* Work to be completed:
Where a line in the listing below contains the word "description", copy that line.

* Data:
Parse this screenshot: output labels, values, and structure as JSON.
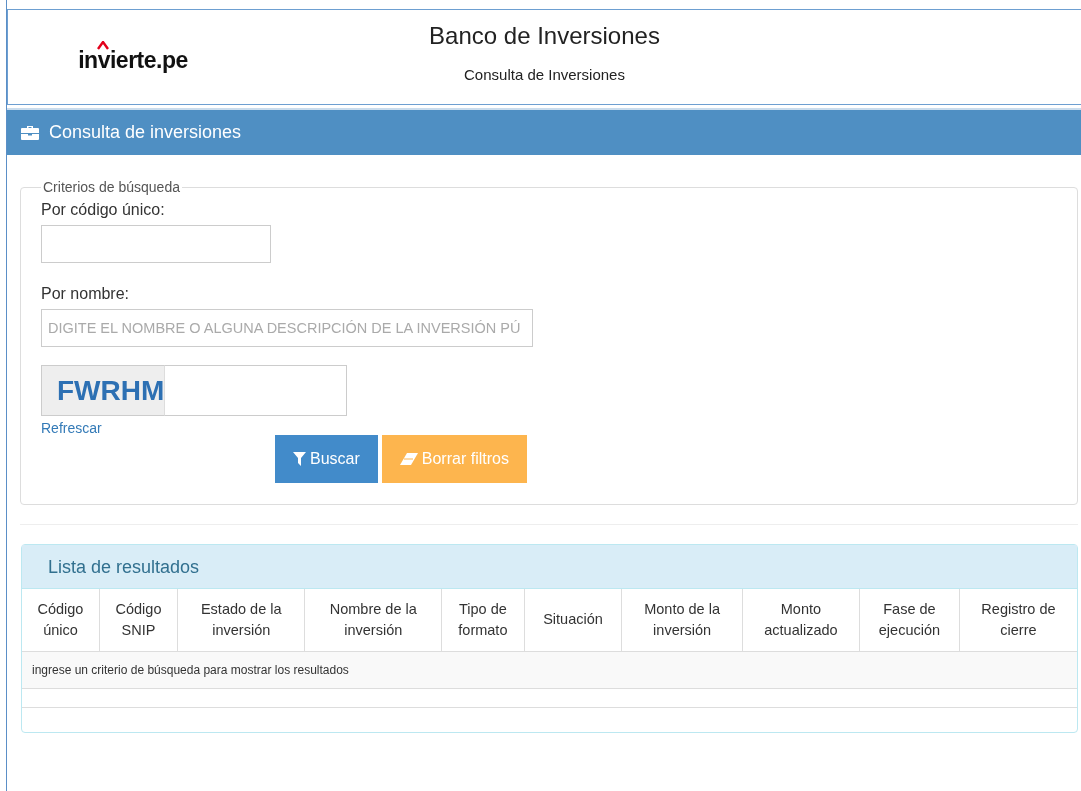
{
  "header": {
    "logo": "invierte.pe",
    "title": "Banco de Inversiones",
    "subtitle": "Consulta de Inversiones"
  },
  "panel_title": "Consulta de inversiones",
  "search": {
    "legend": "Criterios de búsqueda",
    "code_label": "Por código único:",
    "name_label": "Por nombre:",
    "name_placeholder": "DIGITE EL NOMBRE O ALGUNA DESCRIPCIÓN DE LA INVERSIÓN PÚ",
    "captcha": "FWRHM",
    "refresh_link": "Refrescar",
    "buttons": [
      {
        "kind": "primary",
        "label": "Buscar"
      },
      {
        "kind": "warning",
        "label": "Borrar filtros"
      }
    ]
  },
  "results": {
    "title": "Lista de resultados",
    "columns": [
      [
        "Código",
        "único"
      ],
      [
        "Código",
        "SNIP"
      ],
      [
        "Estado de la",
        "inversión"
      ],
      [
        "Nombre de la",
        "inversión"
      ],
      [
        "Tipo de",
        "formato"
      ],
      [
        "Situación"
      ],
      [
        "Monto de la",
        "inversión"
      ],
      [
        "Monto",
        "actualizado"
      ],
      [
        "Fase de",
        "ejecución"
      ],
      [
        "Registro de",
        "cierre"
      ]
    ],
    "empty_message": "ingrese un criterio de búsqueda para mostrar los resultados"
  }
}
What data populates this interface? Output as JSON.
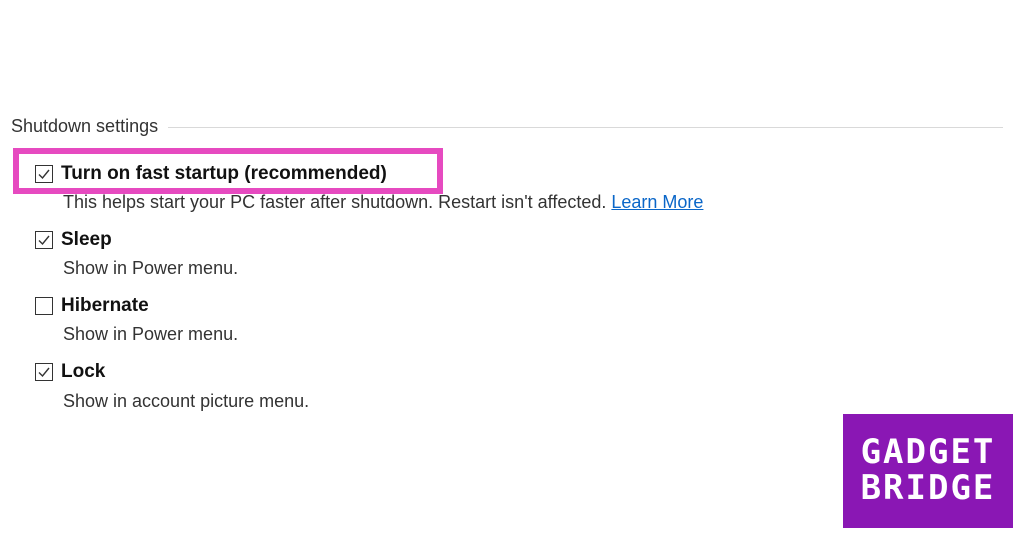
{
  "section": {
    "title": "Shutdown settings"
  },
  "options": [
    {
      "label": "Turn on fast startup (recommended)",
      "checked": true,
      "description": "This helps start your PC faster after shutdown. Restart isn't affected.",
      "link": "Learn More"
    },
    {
      "label": "Sleep",
      "checked": true,
      "description": "Show in Power menu."
    },
    {
      "label": "Hibernate",
      "checked": false,
      "description": "Show in Power menu."
    },
    {
      "label": "Lock",
      "checked": true,
      "description": "Show in account picture menu."
    }
  ],
  "highlight": {
    "color": "#e64ac0"
  },
  "watermark": {
    "line1": "GADGET",
    "line2": "BRIDGE",
    "background": "#8a17b4"
  }
}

* Complete response:
      "description": "This helps start your PC faster after shutdown. Restart isn't affected.",
      "description": "Show in Power menu."
      "description": "Show in Power menu."
      "description": "Show in account picture menu."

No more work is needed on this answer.